Pull every line containing "проводятся" out of the material below.
begin
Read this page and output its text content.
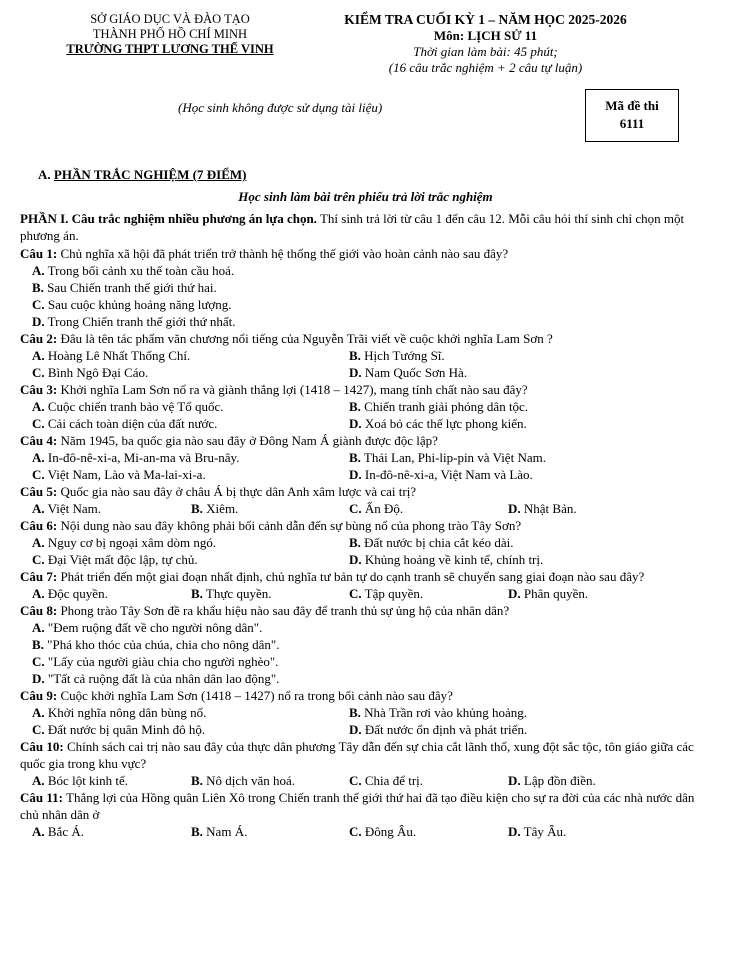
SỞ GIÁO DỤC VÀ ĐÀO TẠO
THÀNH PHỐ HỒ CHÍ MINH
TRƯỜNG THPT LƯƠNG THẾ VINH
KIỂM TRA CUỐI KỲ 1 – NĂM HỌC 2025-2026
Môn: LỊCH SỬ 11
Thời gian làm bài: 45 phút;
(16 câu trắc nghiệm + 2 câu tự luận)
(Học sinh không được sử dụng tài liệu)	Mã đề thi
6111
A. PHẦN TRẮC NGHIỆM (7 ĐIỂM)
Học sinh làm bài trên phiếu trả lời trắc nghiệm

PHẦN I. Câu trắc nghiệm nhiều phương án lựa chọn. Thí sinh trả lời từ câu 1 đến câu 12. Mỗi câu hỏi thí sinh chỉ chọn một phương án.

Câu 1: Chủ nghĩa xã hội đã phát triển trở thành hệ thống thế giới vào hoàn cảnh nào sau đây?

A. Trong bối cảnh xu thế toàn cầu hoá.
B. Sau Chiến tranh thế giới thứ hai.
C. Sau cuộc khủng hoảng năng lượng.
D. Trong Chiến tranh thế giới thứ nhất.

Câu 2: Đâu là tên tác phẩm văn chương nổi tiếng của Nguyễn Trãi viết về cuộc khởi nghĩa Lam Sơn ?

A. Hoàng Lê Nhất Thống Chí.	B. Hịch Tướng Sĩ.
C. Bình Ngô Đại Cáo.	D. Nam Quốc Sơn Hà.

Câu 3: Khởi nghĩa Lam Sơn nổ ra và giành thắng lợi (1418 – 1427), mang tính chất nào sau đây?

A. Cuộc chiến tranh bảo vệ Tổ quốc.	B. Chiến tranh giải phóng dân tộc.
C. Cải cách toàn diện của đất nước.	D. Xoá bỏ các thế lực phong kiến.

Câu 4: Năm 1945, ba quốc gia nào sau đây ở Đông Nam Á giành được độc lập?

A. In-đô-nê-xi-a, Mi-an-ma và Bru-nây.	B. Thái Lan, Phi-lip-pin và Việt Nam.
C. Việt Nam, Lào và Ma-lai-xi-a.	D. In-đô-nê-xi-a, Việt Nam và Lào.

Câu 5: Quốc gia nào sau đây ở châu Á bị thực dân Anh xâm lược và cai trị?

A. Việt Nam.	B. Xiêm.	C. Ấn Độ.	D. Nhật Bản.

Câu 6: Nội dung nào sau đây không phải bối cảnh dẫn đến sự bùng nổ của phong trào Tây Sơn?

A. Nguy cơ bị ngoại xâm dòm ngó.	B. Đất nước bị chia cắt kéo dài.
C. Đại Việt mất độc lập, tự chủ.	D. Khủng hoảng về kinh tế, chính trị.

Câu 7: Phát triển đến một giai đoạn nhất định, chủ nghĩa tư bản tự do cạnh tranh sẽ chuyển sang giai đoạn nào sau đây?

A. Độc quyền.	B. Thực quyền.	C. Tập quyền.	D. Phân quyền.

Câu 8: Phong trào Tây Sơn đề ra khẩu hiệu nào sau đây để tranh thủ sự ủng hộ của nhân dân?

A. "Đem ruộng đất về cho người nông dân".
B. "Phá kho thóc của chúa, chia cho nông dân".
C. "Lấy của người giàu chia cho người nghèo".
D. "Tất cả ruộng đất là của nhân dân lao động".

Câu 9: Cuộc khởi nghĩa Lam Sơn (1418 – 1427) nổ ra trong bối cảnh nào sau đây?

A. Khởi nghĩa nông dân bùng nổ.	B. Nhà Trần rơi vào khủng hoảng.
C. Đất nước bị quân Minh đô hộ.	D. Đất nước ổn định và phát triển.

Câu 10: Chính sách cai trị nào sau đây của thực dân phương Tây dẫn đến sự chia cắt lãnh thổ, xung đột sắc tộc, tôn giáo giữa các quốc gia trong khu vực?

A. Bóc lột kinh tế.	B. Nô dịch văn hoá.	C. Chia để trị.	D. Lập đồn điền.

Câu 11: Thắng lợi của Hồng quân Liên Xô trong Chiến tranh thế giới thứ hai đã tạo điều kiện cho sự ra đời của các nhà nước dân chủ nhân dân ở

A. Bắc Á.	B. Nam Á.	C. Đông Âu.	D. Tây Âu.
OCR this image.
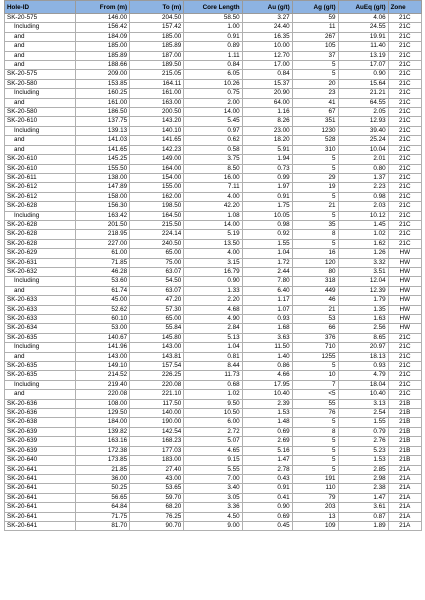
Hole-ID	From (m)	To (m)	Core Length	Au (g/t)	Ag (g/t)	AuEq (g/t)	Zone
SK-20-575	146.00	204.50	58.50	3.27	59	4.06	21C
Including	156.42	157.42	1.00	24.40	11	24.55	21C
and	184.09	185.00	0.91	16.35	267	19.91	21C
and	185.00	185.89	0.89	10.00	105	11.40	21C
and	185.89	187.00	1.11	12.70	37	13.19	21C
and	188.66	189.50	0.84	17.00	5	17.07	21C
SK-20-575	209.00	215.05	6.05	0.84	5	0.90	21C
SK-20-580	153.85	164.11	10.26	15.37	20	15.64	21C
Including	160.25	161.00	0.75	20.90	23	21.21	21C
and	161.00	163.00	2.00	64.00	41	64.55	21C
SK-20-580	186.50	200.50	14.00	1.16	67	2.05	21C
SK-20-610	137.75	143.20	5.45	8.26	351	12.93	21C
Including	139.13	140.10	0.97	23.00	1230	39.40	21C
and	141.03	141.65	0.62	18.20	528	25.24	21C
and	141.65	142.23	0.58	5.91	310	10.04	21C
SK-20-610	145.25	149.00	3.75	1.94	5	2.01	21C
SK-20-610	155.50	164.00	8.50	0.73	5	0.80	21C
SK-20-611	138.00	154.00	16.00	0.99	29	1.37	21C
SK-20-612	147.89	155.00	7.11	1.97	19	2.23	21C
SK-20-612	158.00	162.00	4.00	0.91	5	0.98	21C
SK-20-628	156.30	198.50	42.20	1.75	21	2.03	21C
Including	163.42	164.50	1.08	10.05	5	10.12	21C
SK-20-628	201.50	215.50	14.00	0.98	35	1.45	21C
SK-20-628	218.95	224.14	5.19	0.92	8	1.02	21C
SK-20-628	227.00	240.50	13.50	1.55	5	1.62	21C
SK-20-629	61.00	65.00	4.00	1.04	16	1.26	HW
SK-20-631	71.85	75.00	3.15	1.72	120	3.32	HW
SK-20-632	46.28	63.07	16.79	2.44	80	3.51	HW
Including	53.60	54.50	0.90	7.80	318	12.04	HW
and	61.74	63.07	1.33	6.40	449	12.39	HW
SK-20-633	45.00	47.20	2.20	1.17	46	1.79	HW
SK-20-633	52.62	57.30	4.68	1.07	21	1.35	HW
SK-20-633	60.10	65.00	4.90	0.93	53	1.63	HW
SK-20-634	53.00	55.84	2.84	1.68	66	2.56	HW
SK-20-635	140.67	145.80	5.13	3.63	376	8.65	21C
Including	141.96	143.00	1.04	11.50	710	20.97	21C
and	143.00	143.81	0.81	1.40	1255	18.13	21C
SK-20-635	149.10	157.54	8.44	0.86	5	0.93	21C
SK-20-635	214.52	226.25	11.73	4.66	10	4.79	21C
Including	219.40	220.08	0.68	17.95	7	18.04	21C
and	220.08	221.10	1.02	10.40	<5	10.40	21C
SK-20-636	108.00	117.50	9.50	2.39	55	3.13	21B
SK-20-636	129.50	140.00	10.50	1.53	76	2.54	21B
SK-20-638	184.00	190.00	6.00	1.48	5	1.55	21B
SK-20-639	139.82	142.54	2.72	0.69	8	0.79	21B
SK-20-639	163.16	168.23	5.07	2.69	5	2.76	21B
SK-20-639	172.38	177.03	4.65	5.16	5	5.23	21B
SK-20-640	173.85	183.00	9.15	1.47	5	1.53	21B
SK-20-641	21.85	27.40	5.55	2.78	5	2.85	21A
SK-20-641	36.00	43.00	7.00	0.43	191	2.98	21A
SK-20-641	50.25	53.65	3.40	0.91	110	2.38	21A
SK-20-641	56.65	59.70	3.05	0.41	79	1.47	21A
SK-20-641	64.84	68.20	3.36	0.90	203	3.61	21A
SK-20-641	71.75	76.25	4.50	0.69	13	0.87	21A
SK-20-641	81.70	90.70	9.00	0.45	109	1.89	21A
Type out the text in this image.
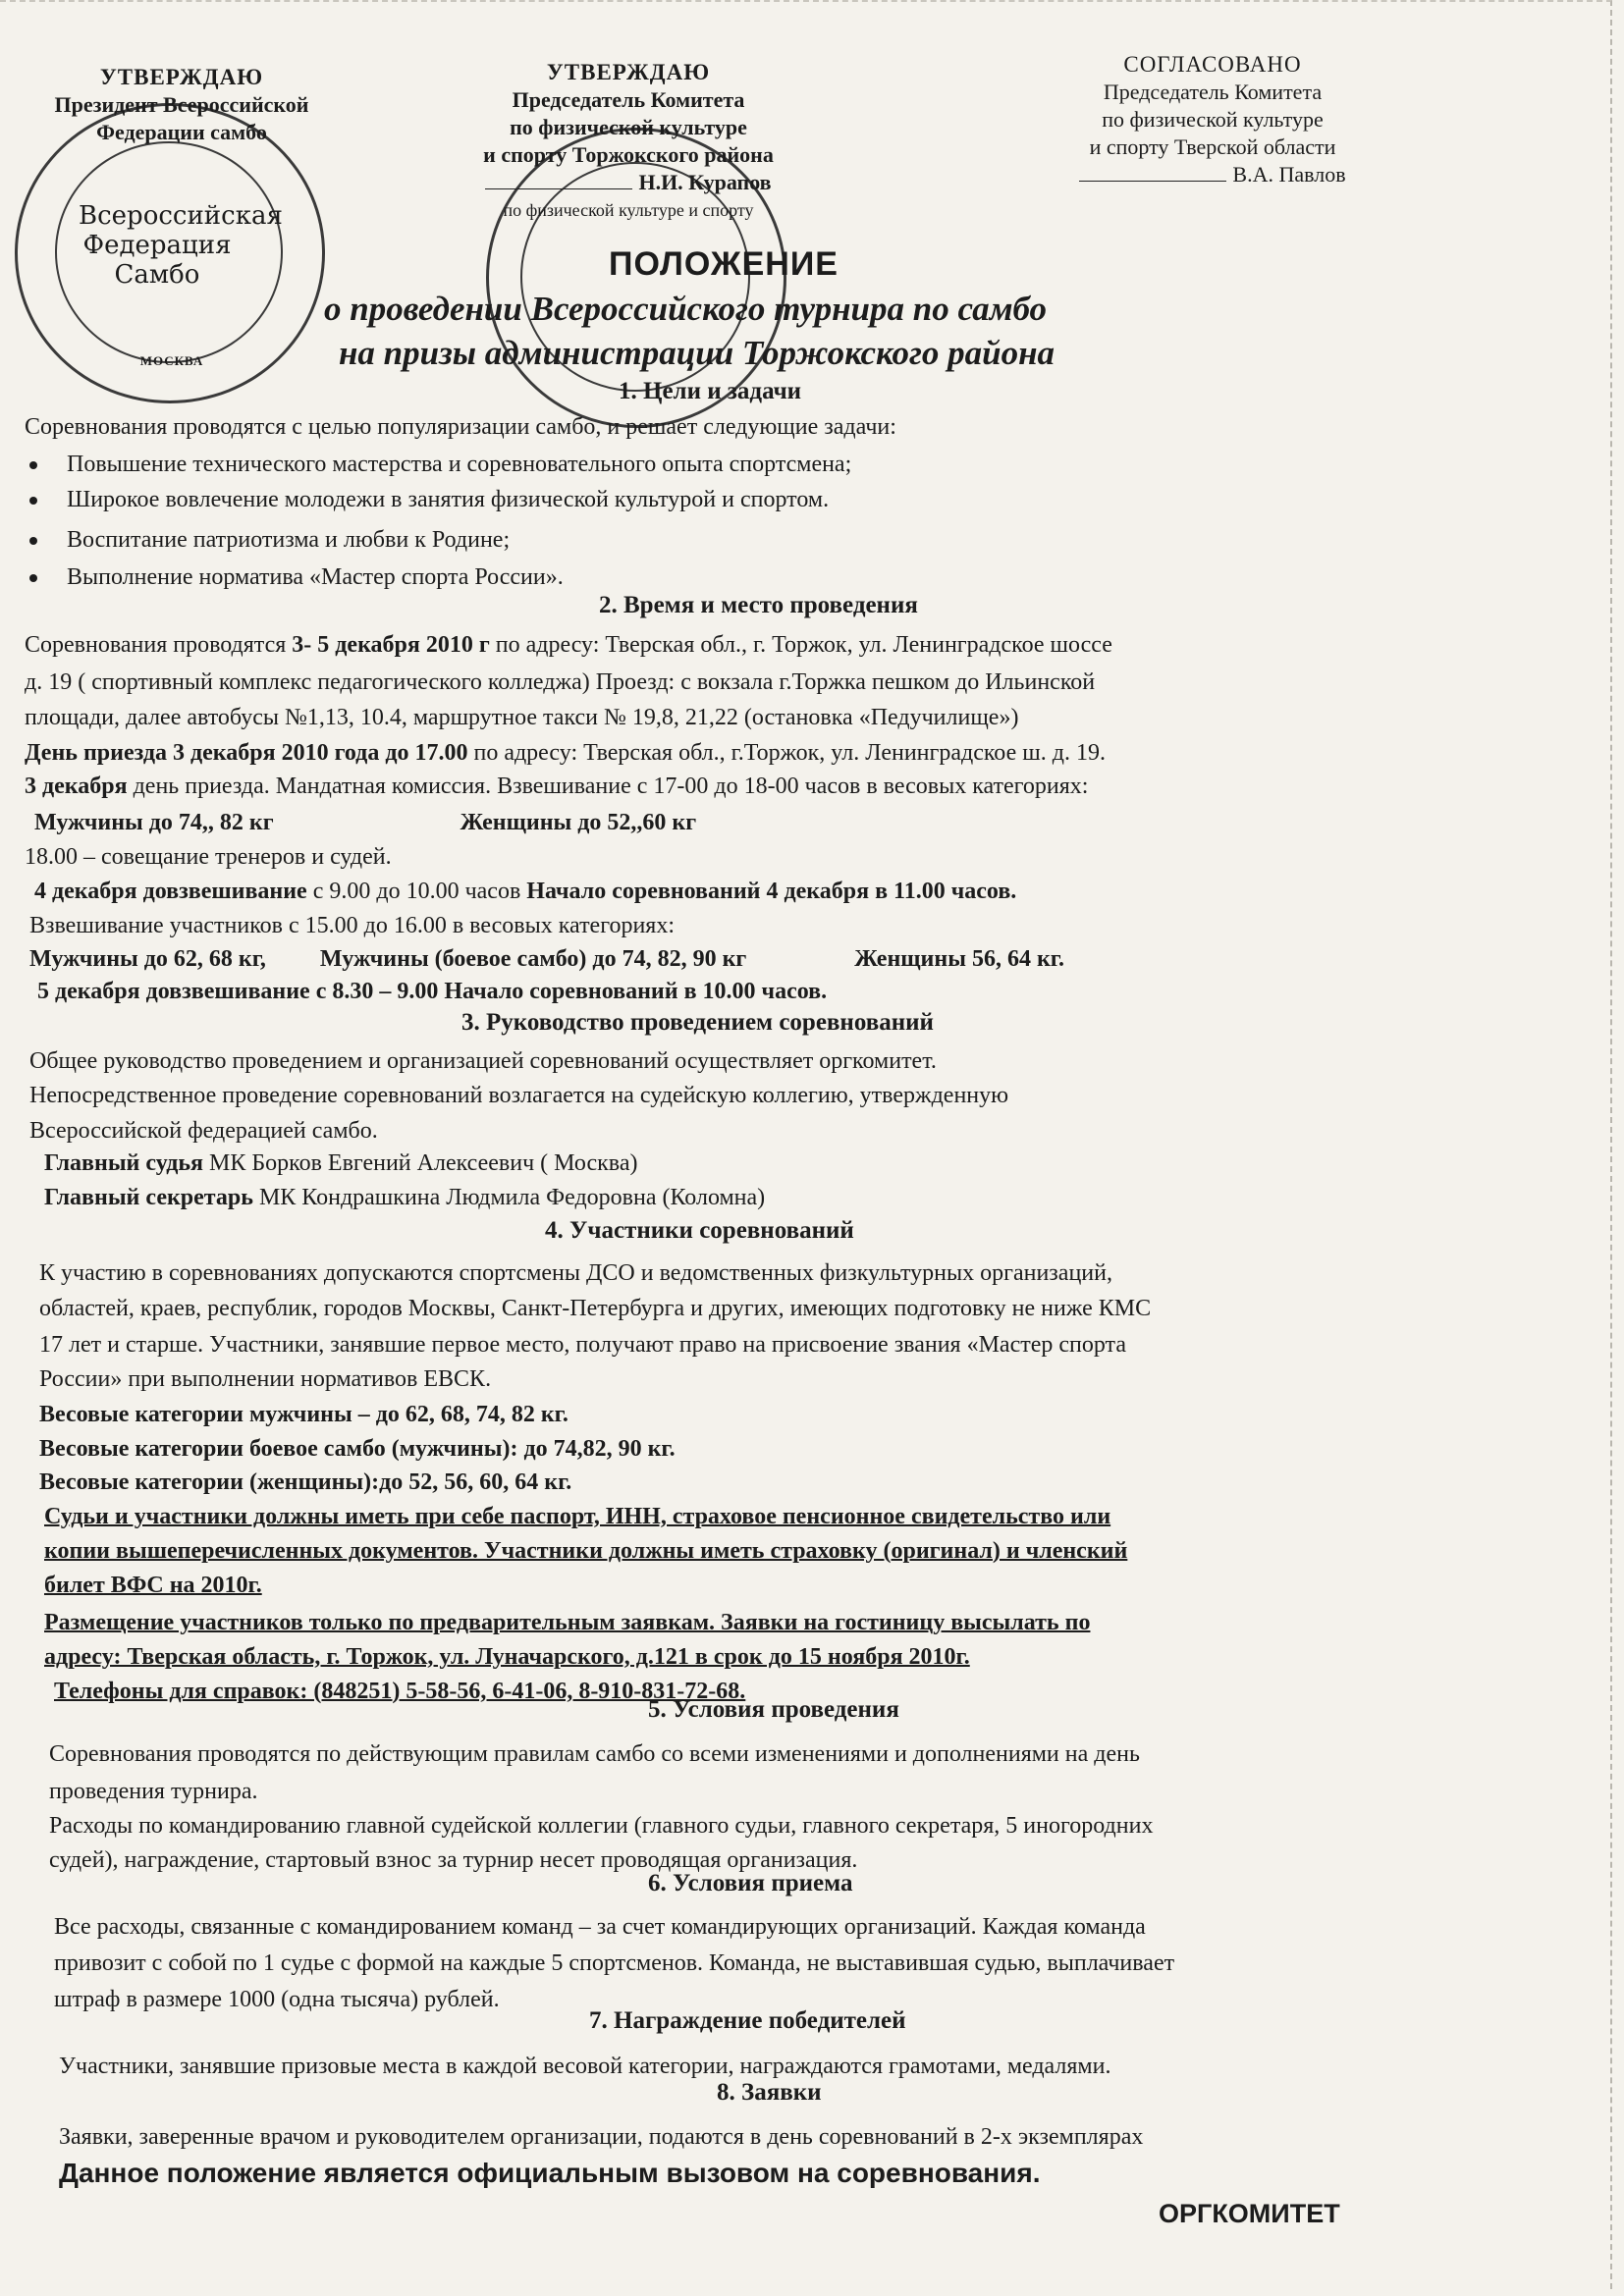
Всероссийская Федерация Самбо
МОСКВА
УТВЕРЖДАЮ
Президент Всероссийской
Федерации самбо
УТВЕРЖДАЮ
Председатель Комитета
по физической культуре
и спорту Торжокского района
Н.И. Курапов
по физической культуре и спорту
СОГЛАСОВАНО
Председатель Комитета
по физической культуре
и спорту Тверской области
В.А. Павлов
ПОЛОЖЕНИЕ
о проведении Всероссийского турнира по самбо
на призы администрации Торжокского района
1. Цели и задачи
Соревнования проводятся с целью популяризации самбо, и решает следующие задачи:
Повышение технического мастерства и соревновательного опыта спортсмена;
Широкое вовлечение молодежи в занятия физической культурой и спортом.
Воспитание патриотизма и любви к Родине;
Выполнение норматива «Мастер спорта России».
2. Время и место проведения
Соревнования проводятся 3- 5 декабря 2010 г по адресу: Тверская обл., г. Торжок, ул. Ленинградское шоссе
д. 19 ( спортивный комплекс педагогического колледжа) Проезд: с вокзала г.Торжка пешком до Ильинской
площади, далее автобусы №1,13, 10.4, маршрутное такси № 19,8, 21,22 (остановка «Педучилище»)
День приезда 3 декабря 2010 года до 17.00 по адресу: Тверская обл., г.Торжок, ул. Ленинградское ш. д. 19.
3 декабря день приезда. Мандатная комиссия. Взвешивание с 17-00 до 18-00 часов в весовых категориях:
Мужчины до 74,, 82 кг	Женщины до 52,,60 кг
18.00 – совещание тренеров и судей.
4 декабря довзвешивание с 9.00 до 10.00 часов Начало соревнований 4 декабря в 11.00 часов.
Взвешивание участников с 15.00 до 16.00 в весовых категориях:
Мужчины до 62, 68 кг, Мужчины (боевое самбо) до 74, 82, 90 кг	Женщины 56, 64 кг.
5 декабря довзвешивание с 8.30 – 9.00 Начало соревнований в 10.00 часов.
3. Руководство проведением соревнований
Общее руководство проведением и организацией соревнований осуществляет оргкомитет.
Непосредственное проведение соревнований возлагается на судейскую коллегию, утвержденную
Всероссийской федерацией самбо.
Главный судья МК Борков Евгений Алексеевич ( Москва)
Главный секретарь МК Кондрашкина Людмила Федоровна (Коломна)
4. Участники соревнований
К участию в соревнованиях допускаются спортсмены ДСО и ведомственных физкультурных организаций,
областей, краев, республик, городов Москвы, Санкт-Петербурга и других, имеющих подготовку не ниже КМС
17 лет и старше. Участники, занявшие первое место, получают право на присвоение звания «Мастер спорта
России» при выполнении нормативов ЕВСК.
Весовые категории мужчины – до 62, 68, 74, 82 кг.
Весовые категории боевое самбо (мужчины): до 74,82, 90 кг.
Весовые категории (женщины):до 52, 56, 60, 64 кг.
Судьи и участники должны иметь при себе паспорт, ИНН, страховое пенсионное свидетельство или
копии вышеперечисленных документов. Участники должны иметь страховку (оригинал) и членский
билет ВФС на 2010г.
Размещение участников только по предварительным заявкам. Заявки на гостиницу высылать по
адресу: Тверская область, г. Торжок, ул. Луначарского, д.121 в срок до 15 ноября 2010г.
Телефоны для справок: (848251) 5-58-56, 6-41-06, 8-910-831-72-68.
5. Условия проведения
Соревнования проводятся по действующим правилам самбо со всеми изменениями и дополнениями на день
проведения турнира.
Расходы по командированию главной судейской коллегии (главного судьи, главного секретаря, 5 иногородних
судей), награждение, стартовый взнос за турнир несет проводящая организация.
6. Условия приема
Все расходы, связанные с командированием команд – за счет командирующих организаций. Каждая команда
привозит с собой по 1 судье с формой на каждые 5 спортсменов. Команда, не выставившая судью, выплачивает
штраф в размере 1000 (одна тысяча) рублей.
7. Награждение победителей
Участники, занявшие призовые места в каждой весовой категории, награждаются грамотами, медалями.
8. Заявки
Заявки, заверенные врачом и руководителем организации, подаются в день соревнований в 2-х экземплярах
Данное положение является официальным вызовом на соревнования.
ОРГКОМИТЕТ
end
> _REPLY TO THE EXERCISE_
Соревнования проводятся с целью популяризации самбо, и решает следующие задачи:
Соревнования проводятся 3- 5 декабря 2010 г по адресу: Тверская обл., г. Торжок, ул. Ленинградское шоссе
Соревнования проводятся по действующим правилам самбо со всеми изменениями и дополнениями на день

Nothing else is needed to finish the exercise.